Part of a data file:
___
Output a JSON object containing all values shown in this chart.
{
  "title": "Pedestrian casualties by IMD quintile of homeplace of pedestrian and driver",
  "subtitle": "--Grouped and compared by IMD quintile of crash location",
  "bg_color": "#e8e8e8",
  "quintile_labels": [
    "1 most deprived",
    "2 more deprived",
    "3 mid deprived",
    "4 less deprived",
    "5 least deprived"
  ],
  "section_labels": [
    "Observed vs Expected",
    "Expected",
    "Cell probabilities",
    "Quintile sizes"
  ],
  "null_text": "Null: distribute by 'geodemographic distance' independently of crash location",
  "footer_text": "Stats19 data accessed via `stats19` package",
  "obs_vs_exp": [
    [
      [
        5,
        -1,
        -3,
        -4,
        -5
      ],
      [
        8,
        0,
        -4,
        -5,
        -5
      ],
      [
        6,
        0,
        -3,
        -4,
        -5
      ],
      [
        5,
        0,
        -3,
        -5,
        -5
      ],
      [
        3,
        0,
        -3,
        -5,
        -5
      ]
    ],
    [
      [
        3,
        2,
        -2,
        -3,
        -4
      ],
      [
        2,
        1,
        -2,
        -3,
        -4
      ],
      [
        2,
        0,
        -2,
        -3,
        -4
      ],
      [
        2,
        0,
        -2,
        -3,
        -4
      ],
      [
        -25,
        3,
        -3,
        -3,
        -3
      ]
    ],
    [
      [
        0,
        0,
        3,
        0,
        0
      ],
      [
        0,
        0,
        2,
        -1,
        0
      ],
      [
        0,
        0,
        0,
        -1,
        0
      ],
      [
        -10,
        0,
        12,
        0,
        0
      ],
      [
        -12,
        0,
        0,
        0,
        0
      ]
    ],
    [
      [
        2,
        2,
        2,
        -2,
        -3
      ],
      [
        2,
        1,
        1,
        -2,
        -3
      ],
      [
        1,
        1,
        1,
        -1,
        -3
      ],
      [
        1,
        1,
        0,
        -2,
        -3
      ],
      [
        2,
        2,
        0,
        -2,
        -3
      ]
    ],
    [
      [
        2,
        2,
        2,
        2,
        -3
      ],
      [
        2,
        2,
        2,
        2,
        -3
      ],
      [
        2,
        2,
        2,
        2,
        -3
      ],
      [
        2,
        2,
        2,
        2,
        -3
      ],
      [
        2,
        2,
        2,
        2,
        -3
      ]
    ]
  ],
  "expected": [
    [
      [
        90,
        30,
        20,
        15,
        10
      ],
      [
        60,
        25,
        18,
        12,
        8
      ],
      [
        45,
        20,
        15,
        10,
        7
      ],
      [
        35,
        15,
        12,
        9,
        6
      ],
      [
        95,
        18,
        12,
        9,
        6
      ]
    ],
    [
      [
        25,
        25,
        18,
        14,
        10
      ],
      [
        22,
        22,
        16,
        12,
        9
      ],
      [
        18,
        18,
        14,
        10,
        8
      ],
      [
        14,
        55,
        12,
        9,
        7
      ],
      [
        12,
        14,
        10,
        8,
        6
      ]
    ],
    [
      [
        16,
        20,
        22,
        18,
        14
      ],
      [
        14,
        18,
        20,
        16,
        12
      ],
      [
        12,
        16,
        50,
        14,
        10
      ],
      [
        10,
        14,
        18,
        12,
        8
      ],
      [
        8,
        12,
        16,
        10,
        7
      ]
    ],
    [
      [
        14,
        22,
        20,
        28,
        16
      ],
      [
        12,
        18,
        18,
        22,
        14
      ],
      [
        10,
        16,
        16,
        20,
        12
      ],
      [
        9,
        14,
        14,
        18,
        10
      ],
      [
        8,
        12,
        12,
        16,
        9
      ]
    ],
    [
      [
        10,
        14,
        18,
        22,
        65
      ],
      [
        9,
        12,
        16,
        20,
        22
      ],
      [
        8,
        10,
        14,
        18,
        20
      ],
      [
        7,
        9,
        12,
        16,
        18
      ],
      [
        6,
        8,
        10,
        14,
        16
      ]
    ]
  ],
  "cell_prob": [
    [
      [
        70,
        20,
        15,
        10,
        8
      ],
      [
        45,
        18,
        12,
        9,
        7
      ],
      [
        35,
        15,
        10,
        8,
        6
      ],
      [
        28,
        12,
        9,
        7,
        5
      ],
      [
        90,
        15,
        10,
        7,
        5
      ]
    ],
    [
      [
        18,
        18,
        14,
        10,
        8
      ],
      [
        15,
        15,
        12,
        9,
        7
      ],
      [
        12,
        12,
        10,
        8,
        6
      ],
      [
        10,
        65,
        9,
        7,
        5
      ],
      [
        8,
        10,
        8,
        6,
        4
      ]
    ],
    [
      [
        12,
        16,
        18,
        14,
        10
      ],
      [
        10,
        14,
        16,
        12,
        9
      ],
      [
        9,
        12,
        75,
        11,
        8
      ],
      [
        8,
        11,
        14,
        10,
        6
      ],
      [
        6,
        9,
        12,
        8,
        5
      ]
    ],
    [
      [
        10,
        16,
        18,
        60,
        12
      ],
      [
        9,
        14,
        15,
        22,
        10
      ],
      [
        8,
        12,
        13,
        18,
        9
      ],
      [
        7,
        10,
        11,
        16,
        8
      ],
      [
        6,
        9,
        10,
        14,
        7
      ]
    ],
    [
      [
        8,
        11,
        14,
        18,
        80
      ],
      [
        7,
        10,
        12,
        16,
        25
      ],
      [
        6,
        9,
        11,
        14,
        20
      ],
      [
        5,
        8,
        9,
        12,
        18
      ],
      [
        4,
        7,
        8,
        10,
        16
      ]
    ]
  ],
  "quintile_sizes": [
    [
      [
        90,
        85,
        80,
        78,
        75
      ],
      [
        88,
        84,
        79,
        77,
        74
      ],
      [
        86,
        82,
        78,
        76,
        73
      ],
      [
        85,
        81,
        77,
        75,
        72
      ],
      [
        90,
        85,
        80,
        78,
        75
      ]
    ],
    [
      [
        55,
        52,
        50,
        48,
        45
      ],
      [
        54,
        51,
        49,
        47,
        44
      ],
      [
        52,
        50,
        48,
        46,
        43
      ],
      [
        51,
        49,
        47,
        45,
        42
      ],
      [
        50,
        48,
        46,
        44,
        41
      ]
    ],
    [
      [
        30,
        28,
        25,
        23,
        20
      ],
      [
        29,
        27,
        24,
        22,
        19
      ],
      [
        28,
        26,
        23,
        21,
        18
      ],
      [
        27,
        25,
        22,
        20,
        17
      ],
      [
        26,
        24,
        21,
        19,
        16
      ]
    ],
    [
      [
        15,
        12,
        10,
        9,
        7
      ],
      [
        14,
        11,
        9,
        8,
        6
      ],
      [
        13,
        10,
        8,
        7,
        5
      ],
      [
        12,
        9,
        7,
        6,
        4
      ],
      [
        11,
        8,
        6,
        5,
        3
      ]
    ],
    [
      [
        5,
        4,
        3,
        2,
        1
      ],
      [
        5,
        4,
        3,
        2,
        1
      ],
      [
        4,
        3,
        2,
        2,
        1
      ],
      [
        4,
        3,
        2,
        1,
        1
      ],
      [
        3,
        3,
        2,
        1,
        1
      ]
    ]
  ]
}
___
Exercise:
Select and copy every line from the records that includes the word "deprived".

The result:
    "1 most deprived",
    "2 more deprived",
    "3 mid deprived",
    "4 less deprived",
    "5 least deprived"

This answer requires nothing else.